## DATASET RECORDS

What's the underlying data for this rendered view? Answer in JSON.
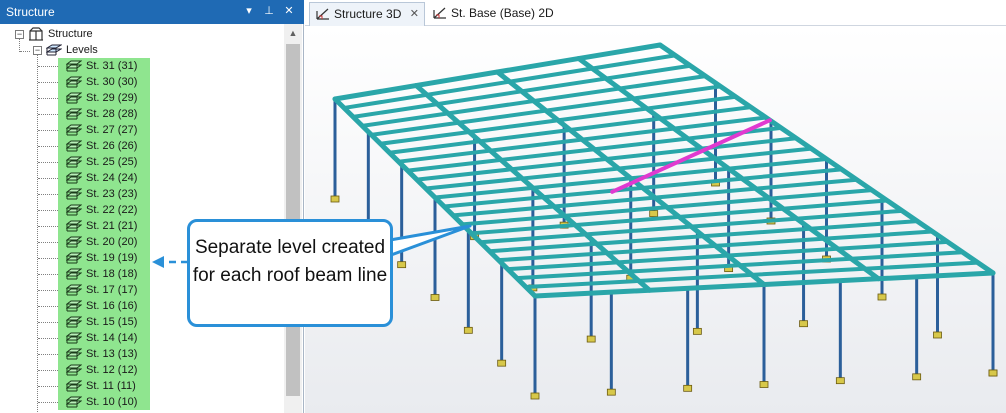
{
  "panel": {
    "title": "Structure",
    "btn_dropdown": "▾",
    "btn_pin": "⊥",
    "btn_close": "✕"
  },
  "tree": {
    "root_label": "Structure",
    "levels_label": "Levels",
    "levels": [
      "St. 31 (31)",
      "St. 30 (30)",
      "St. 29 (29)",
      "St. 28 (28)",
      "St. 27 (27)",
      "St. 26 (26)",
      "St. 25 (25)",
      "St. 24 (24)",
      "St. 23 (23)",
      "St. 22 (22)",
      "St. 21 (21)",
      "St. 20 (20)",
      "St. 19 (19)",
      "St. 18 (18)",
      "St. 17 (17)",
      "St. 16 (16)",
      "St. 15 (15)",
      "St. 14 (14)",
      "St. 13 (13)",
      "St. 12 (12)",
      "St. 11 (11)",
      "St. 10 (10)"
    ]
  },
  "tabs": [
    {
      "label": "Structure 3D",
      "active": true
    },
    {
      "label": "St. Base (Base) 2D",
      "active": false
    }
  ],
  "tab_close": "✕",
  "callout": {
    "text": "Separate level created for each roof beam line"
  },
  "colors": {
    "header_blue": "#1f6ab4",
    "level_highlight": "#8fe58f",
    "beam_cyan": "#2aa6a9",
    "column_blue": "#2b5f9a",
    "highlight_magenta": "#e03ad0",
    "callout_border": "#2a90d8"
  }
}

## WORK INSTRUCTIONS
Every record above must be given again exactly; drop the pictures.

## ANSWER TO THE PROBLEM
What's the underlying data for this rendered view? Answer in JSON.
{
  "panel": {
    "title": "Structure",
    "btn_dropdown": "▾",
    "btn_pin": "⊥",
    "btn_close": "✕"
  },
  "tree": {
    "root_label": "Structure",
    "levels_label": "Levels",
    "levels": [
      "St. 31 (31)",
      "St. 30 (30)",
      "St. 29 (29)",
      "St. 28 (28)",
      "St. 27 (27)",
      "St. 26 (26)",
      "St. 25 (25)",
      "St. 24 (24)",
      "St. 23 (23)",
      "St. 22 (22)",
      "St. 21 (21)",
      "St. 20 (20)",
      "St. 19 (19)",
      "St. 18 (18)",
      "St. 17 (17)",
      "St. 16 (16)",
      "St. 15 (15)",
      "St. 14 (14)",
      "St. 13 (13)",
      "St. 12 (12)",
      "St. 11 (11)",
      "St. 10 (10)"
    ]
  },
  "tabs": [
    {
      "label": "Structure 3D",
      "active": true
    },
    {
      "label": "St. Base (Base) 2D",
      "active": false
    }
  ],
  "tab_close": "✕",
  "callout": {
    "text": "Separate level created for each roof beam line"
  },
  "colors": {
    "header_blue": "#1f6ab4",
    "level_highlight": "#8fe58f",
    "beam_cyan": "#2aa6a9",
    "column_blue": "#2b5f9a",
    "highlight_magenta": "#e03ad0",
    "callout_border": "#2a90d8"
  }
}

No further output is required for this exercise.